Reproduce the listing word for word, from its first line through the line containing "svg-text:Vitamina B12: Vitamina", with both of those lines included.

Exercise data
— start —
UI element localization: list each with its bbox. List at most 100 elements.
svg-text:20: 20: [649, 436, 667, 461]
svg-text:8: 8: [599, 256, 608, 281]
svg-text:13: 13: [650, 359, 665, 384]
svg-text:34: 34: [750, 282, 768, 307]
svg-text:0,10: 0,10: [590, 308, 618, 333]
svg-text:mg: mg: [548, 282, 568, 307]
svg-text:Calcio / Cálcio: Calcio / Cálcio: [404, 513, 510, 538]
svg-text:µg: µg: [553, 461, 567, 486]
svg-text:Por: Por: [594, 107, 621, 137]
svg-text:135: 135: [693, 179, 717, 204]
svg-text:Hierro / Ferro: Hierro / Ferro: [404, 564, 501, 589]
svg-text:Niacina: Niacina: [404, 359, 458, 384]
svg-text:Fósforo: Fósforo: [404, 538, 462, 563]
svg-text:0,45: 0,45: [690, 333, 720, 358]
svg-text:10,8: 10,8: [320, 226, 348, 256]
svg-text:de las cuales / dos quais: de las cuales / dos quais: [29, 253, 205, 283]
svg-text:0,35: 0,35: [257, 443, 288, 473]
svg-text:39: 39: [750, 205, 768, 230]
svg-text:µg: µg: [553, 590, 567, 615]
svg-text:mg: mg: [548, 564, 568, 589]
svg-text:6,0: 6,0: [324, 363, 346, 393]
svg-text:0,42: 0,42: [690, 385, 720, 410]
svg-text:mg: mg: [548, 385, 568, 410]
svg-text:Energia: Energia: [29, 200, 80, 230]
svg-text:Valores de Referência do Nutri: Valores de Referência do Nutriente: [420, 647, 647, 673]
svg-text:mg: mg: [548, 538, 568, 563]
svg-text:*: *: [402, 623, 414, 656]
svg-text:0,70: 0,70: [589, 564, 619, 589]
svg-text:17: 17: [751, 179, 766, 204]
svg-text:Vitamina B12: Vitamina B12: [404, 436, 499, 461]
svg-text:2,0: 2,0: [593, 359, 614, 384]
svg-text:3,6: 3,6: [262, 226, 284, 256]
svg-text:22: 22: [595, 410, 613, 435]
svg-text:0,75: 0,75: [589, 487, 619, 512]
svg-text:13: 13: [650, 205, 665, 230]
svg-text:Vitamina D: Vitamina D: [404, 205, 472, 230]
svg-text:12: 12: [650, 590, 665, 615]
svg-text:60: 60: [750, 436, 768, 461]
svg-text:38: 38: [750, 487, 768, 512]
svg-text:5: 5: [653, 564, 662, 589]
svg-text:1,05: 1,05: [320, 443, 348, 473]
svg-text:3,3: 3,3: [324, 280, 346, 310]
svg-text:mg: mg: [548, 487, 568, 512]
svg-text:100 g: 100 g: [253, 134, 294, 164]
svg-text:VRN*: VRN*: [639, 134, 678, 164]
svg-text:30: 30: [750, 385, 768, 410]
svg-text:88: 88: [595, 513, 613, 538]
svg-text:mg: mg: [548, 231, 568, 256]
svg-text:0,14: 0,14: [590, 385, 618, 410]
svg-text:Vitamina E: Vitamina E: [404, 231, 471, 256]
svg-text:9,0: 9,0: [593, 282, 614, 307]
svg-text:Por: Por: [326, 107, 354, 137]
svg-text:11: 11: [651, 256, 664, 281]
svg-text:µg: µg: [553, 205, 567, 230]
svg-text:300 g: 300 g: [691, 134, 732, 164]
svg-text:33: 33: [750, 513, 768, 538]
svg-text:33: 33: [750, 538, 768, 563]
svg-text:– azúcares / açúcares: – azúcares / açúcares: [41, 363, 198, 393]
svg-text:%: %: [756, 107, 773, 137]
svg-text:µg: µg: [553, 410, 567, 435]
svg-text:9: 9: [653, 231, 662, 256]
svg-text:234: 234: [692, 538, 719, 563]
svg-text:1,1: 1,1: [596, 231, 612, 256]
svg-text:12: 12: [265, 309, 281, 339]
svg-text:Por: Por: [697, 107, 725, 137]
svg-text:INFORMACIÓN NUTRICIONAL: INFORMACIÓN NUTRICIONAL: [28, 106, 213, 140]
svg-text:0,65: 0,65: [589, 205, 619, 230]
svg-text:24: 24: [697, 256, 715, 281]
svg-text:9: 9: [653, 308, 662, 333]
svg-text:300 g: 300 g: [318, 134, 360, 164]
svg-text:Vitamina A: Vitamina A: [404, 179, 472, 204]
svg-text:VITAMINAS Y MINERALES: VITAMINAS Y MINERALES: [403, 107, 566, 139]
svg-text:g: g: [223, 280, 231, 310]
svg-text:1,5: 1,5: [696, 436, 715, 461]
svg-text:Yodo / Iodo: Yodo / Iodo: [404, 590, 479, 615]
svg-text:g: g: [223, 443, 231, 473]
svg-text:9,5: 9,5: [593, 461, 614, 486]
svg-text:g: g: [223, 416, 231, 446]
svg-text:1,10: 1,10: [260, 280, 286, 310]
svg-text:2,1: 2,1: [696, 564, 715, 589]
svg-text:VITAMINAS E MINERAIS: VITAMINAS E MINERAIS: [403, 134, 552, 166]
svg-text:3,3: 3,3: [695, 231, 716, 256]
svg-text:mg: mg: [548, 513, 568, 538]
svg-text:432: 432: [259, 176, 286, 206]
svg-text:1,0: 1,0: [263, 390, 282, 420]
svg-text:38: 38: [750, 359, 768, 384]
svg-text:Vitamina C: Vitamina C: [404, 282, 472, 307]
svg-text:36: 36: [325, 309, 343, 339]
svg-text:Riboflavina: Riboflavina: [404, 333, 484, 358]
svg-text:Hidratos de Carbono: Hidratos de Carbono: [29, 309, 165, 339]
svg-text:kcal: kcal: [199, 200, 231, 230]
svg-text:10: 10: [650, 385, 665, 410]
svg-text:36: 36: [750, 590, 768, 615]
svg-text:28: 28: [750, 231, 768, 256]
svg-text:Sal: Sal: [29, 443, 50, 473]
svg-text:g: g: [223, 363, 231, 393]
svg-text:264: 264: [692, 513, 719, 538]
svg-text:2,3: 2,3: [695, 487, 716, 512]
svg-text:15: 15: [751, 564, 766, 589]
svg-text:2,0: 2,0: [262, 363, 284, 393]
— end —
Response to the task
UI element localization: list each with its bbox. List at most 100 elements.
svg-text:20: 20: [649, 436, 667, 461]
svg-text:8: 8: [599, 256, 608, 281]
svg-text:13: 13: [650, 359, 665, 384]
svg-text:34: 34: [750, 282, 768, 307]
svg-text:0,10: 0,10: [590, 308, 618, 333]
svg-text:mg: mg: [548, 282, 568, 307]
svg-text:Calcio / Cálcio: Calcio / Cálcio: [404, 513, 510, 538]
svg-text:µg: µg: [553, 461, 567, 486]
svg-text:Por: Por: [594, 107, 621, 137]
svg-text:135: 135: [693, 179, 717, 204]
svg-text:Hierro / Ferro: Hierro / Ferro: [404, 564, 501, 589]
svg-text:Niacina: Niacina: [404, 359, 458, 384]
svg-text:Fósforo: Fósforo: [404, 538, 462, 563]
svg-text:0,45: 0,45: [690, 333, 720, 358]
svg-text:10,8: 10,8: [320, 226, 348, 256]
svg-text:de las cuales / dos quais: de las cuales / dos quais: [29, 253, 205, 283]
svg-text:0,35: 0,35: [257, 443, 288, 473]
svg-text:39: 39: [750, 205, 768, 230]
svg-text:µg: µg: [553, 590, 567, 615]
svg-text:mg: mg: [548, 564, 568, 589]
svg-text:6,0: 6,0: [324, 363, 346, 393]
svg-text:0,42: 0,42: [690, 385, 720, 410]
svg-text:mg: mg: [548, 385, 568, 410]
svg-text:Energia: Energia: [29, 200, 80, 230]
svg-text:Valores de Referência do Nutri: Valores de Referência do Nutriente: [420, 647, 647, 673]
svg-text:mg: mg: [548, 538, 568, 563]
svg-text:*: *: [402, 623, 414, 656]
svg-text:0,70: 0,70: [589, 564, 619, 589]
svg-text:17: 17: [751, 179, 766, 204]
svg-text:Vitamina B12: Vitamina B12: [404, 436, 499, 461]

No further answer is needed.